# TASK DESCRIPTION
Nothing in the records may be altered, and no picture may be included. Restate them in full.

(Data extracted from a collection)
▼▼▼

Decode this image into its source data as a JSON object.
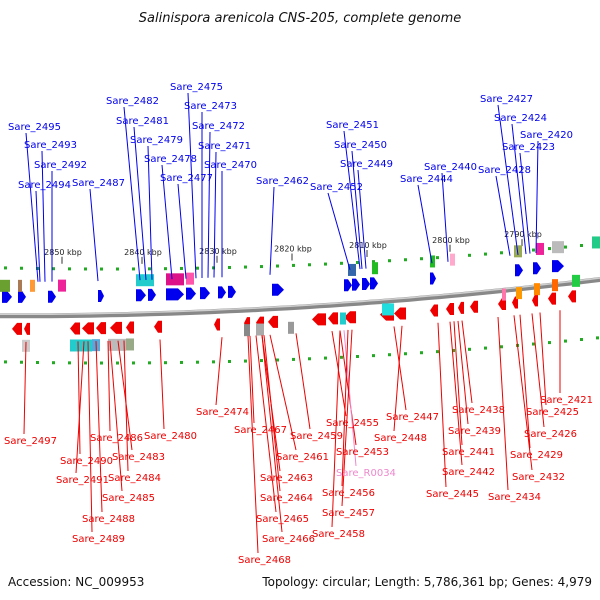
{
  "title": "Salinispora arenicola CNS-205, complete genome",
  "accession": "Accession: NC_009953",
  "topology": "Topology: circular; Length: 5,786,361 bp; Genes: 4,979",
  "colors": {
    "forward": "#0000ee",
    "reverse": "#ee0000",
    "rna": "#ee88cc",
    "backbone": "#888888",
    "tick": "#22aa22"
  },
  "scale_ticks": [
    "2850 kbp",
    "2840 kbp",
    "2830 kbp",
    "2820 kbp",
    "2810 kbp",
    "2800 kbp",
    "2790 kbp"
  ],
  "forward_labels": [
    "Sare_2495",
    "Sare_2493",
    "Sare_2492",
    "Sare_2494",
    "Sare_2487",
    "Sare_2482",
    "Sare_2481",
    "Sare_2479",
    "Sare_2478",
    "Sare_2477",
    "Sare_2475",
    "Sare_2473",
    "Sare_2472",
    "Sare_2471",
    "Sare_2470",
    "Sare_2462",
    "Sare_2451",
    "Sare_2450",
    "Sare_2449",
    "Sare_2452",
    "Sare_2444",
    "Sare_2440",
    "Sare_2427",
    "Sare_2424",
    "Sare_2420",
    "Sare_2423",
    "Sare_2428"
  ],
  "reverse_labels": [
    "Sare_2497",
    "Sare_2490",
    "Sare_2491",
    "Sare_2486",
    "Sare_2483",
    "Sare_2484",
    "Sare_2485",
    "Sare_2488",
    "Sare_2489",
    "Sare_2480",
    "Sare_2474",
    "Sare_2467",
    "Sare_2461",
    "Sare_2463",
    "Sare_2464",
    "Sare_2465",
    "Sare_2466",
    "Sare_2468",
    "Sare_2459",
    "Sare_2455",
    "Sare_2453",
    "Sare_R0034",
    "Sare_2456",
    "Sare_2457",
    "Sare_2458",
    "Sare_2447",
    "Sare_2448",
    "Sare_2438",
    "Sare_2439",
    "Sare_2441",
    "Sare_2442",
    "Sare_2445",
    "Sare_2421",
    "Sare_2425",
    "Sare_2426",
    "Sare_2429",
    "Sare_2432",
    "Sare_2434"
  ]
}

▲▲▲

# YOUR SOLUTION
Decode this image into its source data as a JSON object.
{
  "title": "Salinispora arenicola CNS-205, complete genome",
  "accession": "Accession: NC_009953",
  "topology": "Topology: circular; Length: 5,786,361 bp; Genes: 4,979",
  "colors": {
    "forward": "#0000ee",
    "reverse": "#ee0000",
    "rna": "#ee88cc",
    "backbone": "#888888",
    "tick": "#22aa22"
  },
  "scale_ticks": [
    "2850 kbp",
    "2840 kbp",
    "2830 kbp",
    "2820 kbp",
    "2810 kbp",
    "2800 kbp",
    "2790 kbp"
  ],
  "forward_labels": [
    "Sare_2495",
    "Sare_2493",
    "Sare_2492",
    "Sare_2494",
    "Sare_2487",
    "Sare_2482",
    "Sare_2481",
    "Sare_2479",
    "Sare_2478",
    "Sare_2477",
    "Sare_2475",
    "Sare_2473",
    "Sare_2472",
    "Sare_2471",
    "Sare_2470",
    "Sare_2462",
    "Sare_2451",
    "Sare_2450",
    "Sare_2449",
    "Sare_2452",
    "Sare_2444",
    "Sare_2440",
    "Sare_2427",
    "Sare_2424",
    "Sare_2420",
    "Sare_2423",
    "Sare_2428"
  ],
  "reverse_labels": [
    "Sare_2497",
    "Sare_2490",
    "Sare_2491",
    "Sare_2486",
    "Sare_2483",
    "Sare_2484",
    "Sare_2485",
    "Sare_2488",
    "Sare_2489",
    "Sare_2480",
    "Sare_2474",
    "Sare_2467",
    "Sare_2461",
    "Sare_2463",
    "Sare_2464",
    "Sare_2465",
    "Sare_2466",
    "Sare_2468",
    "Sare_2459",
    "Sare_2455",
    "Sare_2453",
    "Sare_R0034",
    "Sare_2456",
    "Sare_2457",
    "Sare_2458",
    "Sare_2447",
    "Sare_2448",
    "Sare_2438",
    "Sare_2439",
    "Sare_2441",
    "Sare_2442",
    "Sare_2445",
    "Sare_2421",
    "Sare_2425",
    "Sare_2426",
    "Sare_2429",
    "Sare_2432",
    "Sare_2434"
  ]
}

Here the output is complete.